SOURCE MATERIAL
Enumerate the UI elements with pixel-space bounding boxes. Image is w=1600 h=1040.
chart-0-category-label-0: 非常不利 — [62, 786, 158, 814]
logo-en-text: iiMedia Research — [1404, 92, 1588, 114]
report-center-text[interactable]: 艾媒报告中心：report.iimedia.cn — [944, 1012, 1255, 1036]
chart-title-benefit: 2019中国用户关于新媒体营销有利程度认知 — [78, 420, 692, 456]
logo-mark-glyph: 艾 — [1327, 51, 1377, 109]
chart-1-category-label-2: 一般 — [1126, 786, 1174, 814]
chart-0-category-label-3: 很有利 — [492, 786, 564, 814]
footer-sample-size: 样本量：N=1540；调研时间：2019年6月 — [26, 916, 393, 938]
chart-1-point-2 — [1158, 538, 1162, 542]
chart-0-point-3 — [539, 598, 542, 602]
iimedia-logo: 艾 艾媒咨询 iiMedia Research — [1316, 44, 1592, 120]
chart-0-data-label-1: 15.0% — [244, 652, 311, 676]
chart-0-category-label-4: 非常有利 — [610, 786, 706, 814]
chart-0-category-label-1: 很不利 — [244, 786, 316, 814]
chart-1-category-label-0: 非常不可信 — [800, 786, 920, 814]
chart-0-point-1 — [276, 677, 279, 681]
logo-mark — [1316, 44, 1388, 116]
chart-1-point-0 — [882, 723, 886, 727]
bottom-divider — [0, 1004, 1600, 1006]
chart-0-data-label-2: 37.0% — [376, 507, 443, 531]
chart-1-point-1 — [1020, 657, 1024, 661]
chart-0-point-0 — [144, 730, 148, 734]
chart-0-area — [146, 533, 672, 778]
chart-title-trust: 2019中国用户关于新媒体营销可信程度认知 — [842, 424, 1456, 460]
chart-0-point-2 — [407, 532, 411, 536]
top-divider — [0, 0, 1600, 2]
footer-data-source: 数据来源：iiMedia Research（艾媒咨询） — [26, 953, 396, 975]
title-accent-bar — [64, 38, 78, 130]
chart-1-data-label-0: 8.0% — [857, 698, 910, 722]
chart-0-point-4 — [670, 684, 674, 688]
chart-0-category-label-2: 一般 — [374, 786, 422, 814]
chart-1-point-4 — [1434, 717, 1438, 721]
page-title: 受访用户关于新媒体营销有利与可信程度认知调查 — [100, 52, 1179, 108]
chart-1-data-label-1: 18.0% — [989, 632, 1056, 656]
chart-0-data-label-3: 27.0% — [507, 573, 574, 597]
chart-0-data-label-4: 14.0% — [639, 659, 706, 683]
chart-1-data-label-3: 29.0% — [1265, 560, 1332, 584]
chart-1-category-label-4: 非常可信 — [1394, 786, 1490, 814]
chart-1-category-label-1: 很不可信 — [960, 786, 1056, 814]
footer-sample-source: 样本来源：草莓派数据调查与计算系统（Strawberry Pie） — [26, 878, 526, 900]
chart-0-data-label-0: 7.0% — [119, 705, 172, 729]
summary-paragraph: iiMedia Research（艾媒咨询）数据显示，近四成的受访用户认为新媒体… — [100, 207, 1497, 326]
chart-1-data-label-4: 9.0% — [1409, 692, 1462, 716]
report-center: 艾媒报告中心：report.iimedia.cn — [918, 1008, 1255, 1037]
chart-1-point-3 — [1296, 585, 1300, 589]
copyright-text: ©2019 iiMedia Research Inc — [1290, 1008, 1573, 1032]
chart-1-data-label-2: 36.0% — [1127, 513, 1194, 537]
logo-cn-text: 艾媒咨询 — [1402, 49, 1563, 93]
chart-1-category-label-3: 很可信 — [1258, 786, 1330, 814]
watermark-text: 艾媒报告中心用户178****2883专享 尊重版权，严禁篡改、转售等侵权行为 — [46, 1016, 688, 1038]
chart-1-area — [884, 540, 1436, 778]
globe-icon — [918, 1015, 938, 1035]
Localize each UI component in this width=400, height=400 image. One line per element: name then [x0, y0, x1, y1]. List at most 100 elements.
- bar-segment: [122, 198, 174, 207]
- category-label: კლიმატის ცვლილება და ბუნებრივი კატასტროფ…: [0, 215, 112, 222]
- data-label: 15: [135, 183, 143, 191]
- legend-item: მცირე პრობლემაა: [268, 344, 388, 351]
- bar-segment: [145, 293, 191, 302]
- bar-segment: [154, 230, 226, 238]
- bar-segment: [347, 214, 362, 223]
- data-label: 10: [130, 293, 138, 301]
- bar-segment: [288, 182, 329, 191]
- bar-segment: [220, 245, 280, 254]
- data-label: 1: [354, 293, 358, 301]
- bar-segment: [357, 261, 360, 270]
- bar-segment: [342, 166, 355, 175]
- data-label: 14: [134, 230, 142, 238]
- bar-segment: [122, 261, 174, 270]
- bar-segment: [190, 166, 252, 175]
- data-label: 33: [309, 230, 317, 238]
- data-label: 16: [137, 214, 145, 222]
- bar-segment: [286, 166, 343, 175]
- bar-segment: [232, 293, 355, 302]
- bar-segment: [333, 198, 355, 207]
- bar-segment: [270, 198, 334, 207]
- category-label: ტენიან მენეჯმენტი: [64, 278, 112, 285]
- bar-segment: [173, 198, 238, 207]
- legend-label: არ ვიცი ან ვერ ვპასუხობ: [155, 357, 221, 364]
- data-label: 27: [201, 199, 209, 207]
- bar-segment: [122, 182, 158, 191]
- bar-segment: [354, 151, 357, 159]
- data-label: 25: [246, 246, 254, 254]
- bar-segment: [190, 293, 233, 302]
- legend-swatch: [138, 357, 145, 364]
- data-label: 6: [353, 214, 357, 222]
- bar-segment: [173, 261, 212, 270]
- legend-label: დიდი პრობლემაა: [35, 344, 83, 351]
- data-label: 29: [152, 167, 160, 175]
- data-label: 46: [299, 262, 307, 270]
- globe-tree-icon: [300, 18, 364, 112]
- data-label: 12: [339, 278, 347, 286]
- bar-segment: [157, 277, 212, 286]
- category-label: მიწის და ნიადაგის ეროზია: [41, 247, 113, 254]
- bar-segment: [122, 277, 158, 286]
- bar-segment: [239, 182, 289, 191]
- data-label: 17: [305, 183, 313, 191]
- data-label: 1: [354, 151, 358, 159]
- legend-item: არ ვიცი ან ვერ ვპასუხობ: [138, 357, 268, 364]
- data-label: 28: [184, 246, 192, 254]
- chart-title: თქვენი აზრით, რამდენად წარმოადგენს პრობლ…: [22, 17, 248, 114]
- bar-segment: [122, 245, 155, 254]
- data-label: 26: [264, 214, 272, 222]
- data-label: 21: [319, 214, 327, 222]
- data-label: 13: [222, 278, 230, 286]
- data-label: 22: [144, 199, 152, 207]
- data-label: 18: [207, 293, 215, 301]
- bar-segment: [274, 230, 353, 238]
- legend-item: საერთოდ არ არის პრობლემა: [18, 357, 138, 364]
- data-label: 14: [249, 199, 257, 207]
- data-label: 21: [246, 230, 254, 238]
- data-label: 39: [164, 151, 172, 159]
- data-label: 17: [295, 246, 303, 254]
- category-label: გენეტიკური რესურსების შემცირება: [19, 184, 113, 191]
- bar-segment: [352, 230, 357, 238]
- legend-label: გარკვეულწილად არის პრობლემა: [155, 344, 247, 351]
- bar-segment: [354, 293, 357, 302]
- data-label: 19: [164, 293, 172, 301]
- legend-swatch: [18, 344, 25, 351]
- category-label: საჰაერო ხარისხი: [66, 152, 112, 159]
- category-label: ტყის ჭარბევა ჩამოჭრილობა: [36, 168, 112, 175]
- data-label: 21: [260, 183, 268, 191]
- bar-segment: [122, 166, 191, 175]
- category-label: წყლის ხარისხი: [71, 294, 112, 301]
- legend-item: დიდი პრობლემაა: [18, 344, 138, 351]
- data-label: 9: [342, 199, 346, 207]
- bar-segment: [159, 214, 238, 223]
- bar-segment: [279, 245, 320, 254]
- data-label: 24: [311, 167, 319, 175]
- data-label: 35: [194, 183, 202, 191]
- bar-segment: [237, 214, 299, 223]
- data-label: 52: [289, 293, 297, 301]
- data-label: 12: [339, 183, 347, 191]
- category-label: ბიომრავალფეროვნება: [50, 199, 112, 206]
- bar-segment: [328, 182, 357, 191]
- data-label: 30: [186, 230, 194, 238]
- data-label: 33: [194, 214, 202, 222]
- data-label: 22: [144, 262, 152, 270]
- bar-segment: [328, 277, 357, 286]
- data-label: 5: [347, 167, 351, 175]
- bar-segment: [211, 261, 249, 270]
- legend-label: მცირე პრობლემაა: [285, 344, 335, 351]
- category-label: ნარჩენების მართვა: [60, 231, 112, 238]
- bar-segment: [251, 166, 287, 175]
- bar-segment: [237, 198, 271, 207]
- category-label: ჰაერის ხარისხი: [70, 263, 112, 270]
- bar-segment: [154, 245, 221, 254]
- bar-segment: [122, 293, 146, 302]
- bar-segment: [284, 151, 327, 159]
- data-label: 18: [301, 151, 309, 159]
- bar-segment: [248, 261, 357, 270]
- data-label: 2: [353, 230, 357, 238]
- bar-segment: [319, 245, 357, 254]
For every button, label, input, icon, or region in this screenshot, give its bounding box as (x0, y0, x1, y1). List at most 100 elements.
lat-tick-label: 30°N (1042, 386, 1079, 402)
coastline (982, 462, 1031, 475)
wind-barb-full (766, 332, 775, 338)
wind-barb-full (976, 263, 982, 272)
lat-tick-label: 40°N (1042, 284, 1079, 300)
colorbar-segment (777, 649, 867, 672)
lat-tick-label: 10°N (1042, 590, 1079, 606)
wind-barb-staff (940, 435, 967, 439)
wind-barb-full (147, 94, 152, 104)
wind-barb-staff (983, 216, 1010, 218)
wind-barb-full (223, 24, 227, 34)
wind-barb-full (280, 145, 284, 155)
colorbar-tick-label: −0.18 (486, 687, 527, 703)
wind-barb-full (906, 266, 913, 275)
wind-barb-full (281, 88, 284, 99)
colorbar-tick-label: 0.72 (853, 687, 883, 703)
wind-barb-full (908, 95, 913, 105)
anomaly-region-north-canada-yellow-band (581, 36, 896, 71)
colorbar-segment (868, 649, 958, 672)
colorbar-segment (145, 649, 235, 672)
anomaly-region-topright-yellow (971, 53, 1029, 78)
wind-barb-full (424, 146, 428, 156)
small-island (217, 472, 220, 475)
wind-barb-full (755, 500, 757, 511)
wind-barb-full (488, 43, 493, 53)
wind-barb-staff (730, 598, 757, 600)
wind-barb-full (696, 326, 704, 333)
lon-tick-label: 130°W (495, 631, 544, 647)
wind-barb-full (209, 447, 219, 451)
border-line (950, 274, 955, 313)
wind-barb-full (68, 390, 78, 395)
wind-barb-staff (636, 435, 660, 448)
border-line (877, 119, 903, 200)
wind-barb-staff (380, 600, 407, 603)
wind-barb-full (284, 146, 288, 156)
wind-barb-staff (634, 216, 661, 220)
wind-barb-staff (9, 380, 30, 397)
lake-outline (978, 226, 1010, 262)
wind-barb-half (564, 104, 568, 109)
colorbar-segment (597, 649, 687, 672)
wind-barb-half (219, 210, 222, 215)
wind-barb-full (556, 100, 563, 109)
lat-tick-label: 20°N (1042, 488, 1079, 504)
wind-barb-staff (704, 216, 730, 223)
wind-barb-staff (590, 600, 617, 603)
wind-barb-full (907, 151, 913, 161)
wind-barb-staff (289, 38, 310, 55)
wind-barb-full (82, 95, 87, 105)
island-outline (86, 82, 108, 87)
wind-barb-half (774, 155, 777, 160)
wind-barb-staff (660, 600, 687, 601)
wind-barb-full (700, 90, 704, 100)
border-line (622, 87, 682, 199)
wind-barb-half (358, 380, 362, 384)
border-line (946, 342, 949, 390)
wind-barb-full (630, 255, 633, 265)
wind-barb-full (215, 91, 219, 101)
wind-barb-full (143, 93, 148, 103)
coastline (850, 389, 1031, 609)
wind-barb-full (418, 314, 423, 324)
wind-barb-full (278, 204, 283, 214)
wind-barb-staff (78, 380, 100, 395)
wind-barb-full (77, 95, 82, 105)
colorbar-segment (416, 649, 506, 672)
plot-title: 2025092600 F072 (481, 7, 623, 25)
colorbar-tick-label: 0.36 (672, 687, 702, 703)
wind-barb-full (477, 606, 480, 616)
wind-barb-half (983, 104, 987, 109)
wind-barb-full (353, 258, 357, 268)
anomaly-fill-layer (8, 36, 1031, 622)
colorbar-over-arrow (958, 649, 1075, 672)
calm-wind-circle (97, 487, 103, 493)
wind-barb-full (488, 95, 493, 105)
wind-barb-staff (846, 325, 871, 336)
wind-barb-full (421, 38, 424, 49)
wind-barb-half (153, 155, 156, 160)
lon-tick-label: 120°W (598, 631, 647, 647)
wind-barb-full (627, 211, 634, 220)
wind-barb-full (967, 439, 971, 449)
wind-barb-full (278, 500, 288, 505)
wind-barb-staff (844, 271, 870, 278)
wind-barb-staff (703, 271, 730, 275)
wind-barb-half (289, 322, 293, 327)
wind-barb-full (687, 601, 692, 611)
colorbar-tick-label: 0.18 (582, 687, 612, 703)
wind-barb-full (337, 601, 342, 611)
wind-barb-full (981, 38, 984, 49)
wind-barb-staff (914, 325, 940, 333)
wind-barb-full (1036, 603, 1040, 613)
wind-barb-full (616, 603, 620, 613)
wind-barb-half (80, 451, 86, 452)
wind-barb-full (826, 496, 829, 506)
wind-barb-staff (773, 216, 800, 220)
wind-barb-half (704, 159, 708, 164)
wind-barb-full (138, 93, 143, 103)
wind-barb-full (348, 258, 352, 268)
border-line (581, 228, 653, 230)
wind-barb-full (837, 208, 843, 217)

PROBLEM TO WORK ON
Turn the data, starting at its first line and ending at the line containing "chart-1-data-label-3: 29.0% —", into a numbered list, leaving out any blank lines.

THE OUTPUT
1. Enumerate the UI elements with pixel-space bounding boxes. Image is w=1600 h=1040.
2. chart-0-category-label-0: 非常不利 — [62, 786, 158, 814]
3. logo-en-text: iiMedia Research — [1404, 92, 1588, 114]
4. report-center-text[interactable]: 艾媒报告中心：report.iimedia.cn — [944, 1012, 1255, 1036]
5. chart-title-benefit: 2019中国用户关于新媒体营销有利程度认知 — [78, 420, 692, 456]
6. logo-mark-glyph: 艾 — [1327, 51, 1377, 109]
7. chart-1-category-label-2: 一般 — [1126, 786, 1174, 814]
8. chart-0-category-label-3: 很有利 — [492, 786, 564, 814]
9. footer-sample-size: 样本量：N=1540；调研时间：2019年6月 — [26, 916, 393, 938]
10. chart-1-point-2 — [1158, 538, 1162, 542]
11. chart-0-point-3 — [539, 598, 542, 602]
12. iimedia-logo: 艾 艾媒咨询 iiMedia Research — [1316, 44, 1592, 120]
13. chart-0-data-label-1: 15.0% — [244, 652, 311, 676]
14. chart-0-category-label-4: 非常有利 — [610, 786, 706, 814]
15. chart-0-category-label-1: 很不利 — [244, 786, 316, 814]
16. chart-1-category-label-0: 非常不可信 — [800, 786, 920, 814]
17. chart-0-point-1 — [276, 677, 279, 681]
18. logo-mark — [1316, 44, 1388, 116]
19. chart-1-point-0 — [882, 723, 886, 727]
20. bottom-divider — [0, 1004, 1600, 1006]
21. chart-0-data-label-2: 37.0% — [376, 507, 443, 531]
22. chart-1-point-1 — [1020, 657, 1024, 661]
23. chart-0-point-0 — [144, 730, 148, 734]
24. chart-0-area — [146, 533, 672, 778]
25. chart-title-trust: 2019中国用户关于新媒体营销可信程度认知 — [842, 424, 1456, 460]
26. chart-0-point-2 — [407, 532, 411, 536]
27. top-divider — [0, 0, 1600, 2]
28. footer-data-source: 数据来源：iiMedia Research（艾媒咨询） — [26, 953, 396, 975]
29. title-accent-bar — [64, 38, 78, 130]
30. chart-1-data-label-0: 8.0% — [857, 698, 910, 722]
31. chart-0-point-4 — [670, 684, 674, 688]
32. chart-0-category-label-2: 一般 — [374, 786, 422, 814]
33. chart-1-point-4 — [1434, 717, 1438, 721]
34. page-title: 受访用户关于新媒体营销有利与可信程度认知调查 — [100, 52, 1179, 108]
35. chart-1-data-label-1: 18.0% — [989, 632, 1056, 656]
36. chart-0-data-label-3: 27.0% — [507, 573, 574, 597]
37. chart-0-data-label-4: 14.0% — [639, 659, 706, 683]
38. chart-1-data-label-3: 29.0% — [1265, 560, 1332, 584]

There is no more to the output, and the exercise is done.